**PROBLEM**
Please repeat the records verbatim from the line with "204, 93, 219]" up to and including the line with "175, 82, 189]".

**SOURCE DATA**
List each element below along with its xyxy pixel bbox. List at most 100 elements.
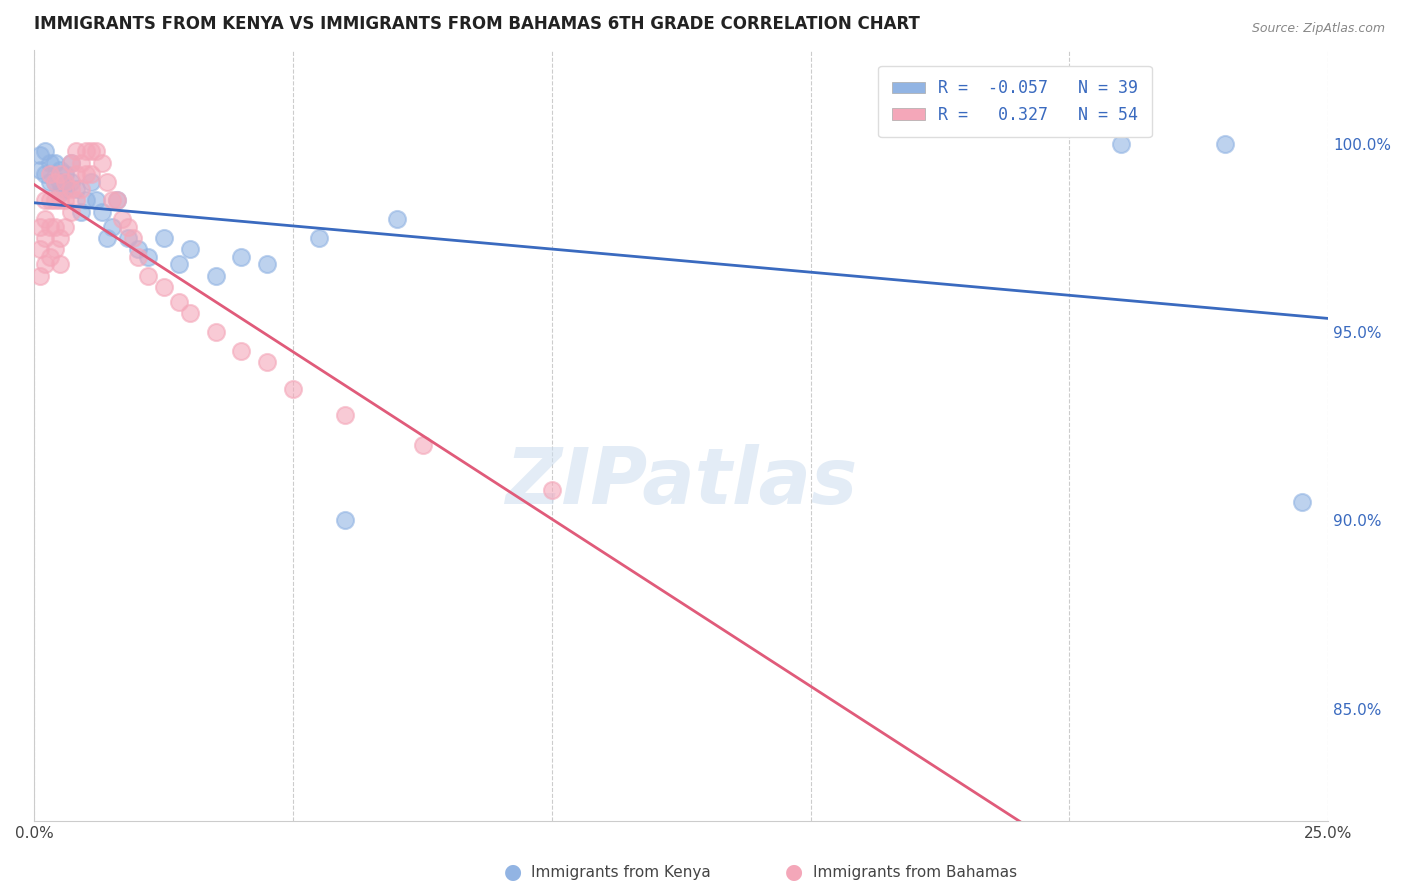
Point	[70, 204, 93, 219]
Point	[38, 194, 60, 208]
Text: ●: ●	[505, 863, 522, 882]
Point	[80, 167, 103, 181]
Text: Immigrants from Bahamas: Immigrants from Bahamas	[813, 865, 1017, 880]
Point	[49, 257, 72, 271]
Point	[55, 219, 77, 234]
Point	[49, 163, 72, 178]
Point	[96, 231, 118, 245]
Point	[256, 257, 278, 271]
Legend: R =  -0.057   N = 39, R =   0.327   N = 54: R = -0.057 N = 39, R = 0.327 N = 54	[879, 66, 1152, 136]
Point	[75, 194, 97, 208]
Point	[65, 167, 87, 181]
Point	[59, 155, 82, 169]
Point	[44, 219, 66, 234]
Point	[34, 231, 56, 245]
Point	[80, 145, 103, 159]
Point	[44, 194, 66, 208]
Point	[49, 167, 72, 181]
Point	[385, 212, 408, 227]
Point	[333, 408, 356, 422]
Point	[152, 231, 174, 245]
Point	[59, 175, 82, 189]
Point	[281, 382, 304, 396]
Point	[28, 243, 51, 257]
Point	[34, 167, 56, 181]
Point	[28, 219, 51, 234]
Text: ●: ●	[786, 863, 803, 882]
Point	[179, 243, 201, 257]
Point	[111, 212, 134, 227]
Point	[541, 483, 564, 498]
Point	[179, 306, 201, 320]
Point	[101, 194, 124, 208]
Point	[80, 175, 103, 189]
Point	[256, 355, 278, 369]
Point	[70, 182, 93, 196]
Point	[117, 219, 139, 234]
Point	[38, 250, 60, 264]
Point	[86, 194, 108, 208]
Point	[38, 155, 60, 169]
Point	[59, 204, 82, 219]
Point	[105, 194, 128, 208]
Point	[121, 231, 143, 245]
Text: ZIPatlas: ZIPatlas	[505, 444, 858, 520]
Point	[105, 194, 128, 208]
Point	[117, 231, 139, 245]
Point	[169, 257, 191, 271]
Point	[49, 194, 72, 208]
Point	[231, 250, 253, 264]
Point	[1291, 494, 1313, 508]
Point	[44, 243, 66, 257]
Point	[75, 167, 97, 181]
Point	[44, 155, 66, 169]
Point	[65, 145, 87, 159]
Point	[34, 145, 56, 159]
Point	[34, 194, 56, 208]
Point	[127, 250, 149, 264]
Point	[65, 182, 87, 196]
Point	[55, 175, 77, 189]
Point	[55, 167, 77, 181]
Point	[75, 145, 97, 159]
Point	[59, 155, 82, 169]
Point	[1213, 136, 1236, 151]
Point	[136, 250, 159, 264]
Point	[308, 231, 330, 245]
Point	[136, 268, 159, 283]
Point	[204, 325, 226, 339]
Text: Source: ZipAtlas.com: Source: ZipAtlas.com	[1251, 22, 1385, 36]
Point	[38, 167, 60, 181]
Point	[28, 148, 51, 162]
Point	[28, 268, 51, 283]
Point	[38, 219, 60, 234]
Point	[65, 194, 87, 208]
Point	[333, 513, 356, 527]
Point	[412, 438, 434, 452]
Point	[1109, 136, 1132, 151]
Point	[28, 163, 51, 178]
Point	[34, 257, 56, 271]
Point	[59, 182, 82, 196]
Point	[90, 155, 112, 169]
Point	[38, 175, 60, 189]
Point	[34, 212, 56, 227]
Point	[127, 243, 149, 257]
Point	[55, 182, 77, 196]
Point	[49, 231, 72, 245]
Point	[231, 343, 253, 358]
Point	[86, 145, 108, 159]
Text: IMMIGRANTS FROM KENYA VS IMMIGRANTS FROM BAHAMAS 6TH GRADE CORRELATION CHART: IMMIGRANTS FROM KENYA VS IMMIGRANTS FROM…	[34, 15, 921, 33]
Point	[152, 280, 174, 294]
Point	[204, 268, 226, 283]
Point	[101, 219, 124, 234]
Point	[44, 175, 66, 189]
Point	[96, 175, 118, 189]
Point	[44, 175, 66, 189]
Point	[169, 295, 191, 310]
Point	[55, 194, 77, 208]
Point	[90, 204, 112, 219]
Point	[70, 155, 93, 169]
Text: Immigrants from Kenya: Immigrants from Kenya	[531, 865, 711, 880]
Point	[49, 186, 72, 200]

**RESULT OF THIS EXERCISE**
Point	[70, 204, 93, 219]
Point	[38, 194, 60, 208]
Text: ●: ●	[505, 863, 522, 882]
Point	[80, 167, 103, 181]
Text: Immigrants from Bahamas: Immigrants from Bahamas	[813, 865, 1017, 880]
Point	[49, 257, 72, 271]
Point	[55, 219, 77, 234]
Point	[49, 163, 72, 178]
Point	[96, 231, 118, 245]
Point	[256, 257, 278, 271]
Legend: R =  -0.057   N = 39, R =   0.327   N = 54: R = -0.057 N = 39, R = 0.327 N = 54	[879, 66, 1152, 136]
Point	[75, 194, 97, 208]
Point	[65, 167, 87, 181]
Point	[59, 155, 82, 169]
Point	[44, 219, 66, 234]
Point	[34, 231, 56, 245]
Point	[80, 145, 103, 159]
Point	[44, 194, 66, 208]
Point	[49, 167, 72, 181]
Point	[385, 212, 408, 227]
Point	[333, 408, 356, 422]
Point	[152, 231, 174, 245]
Point	[59, 175, 82, 189]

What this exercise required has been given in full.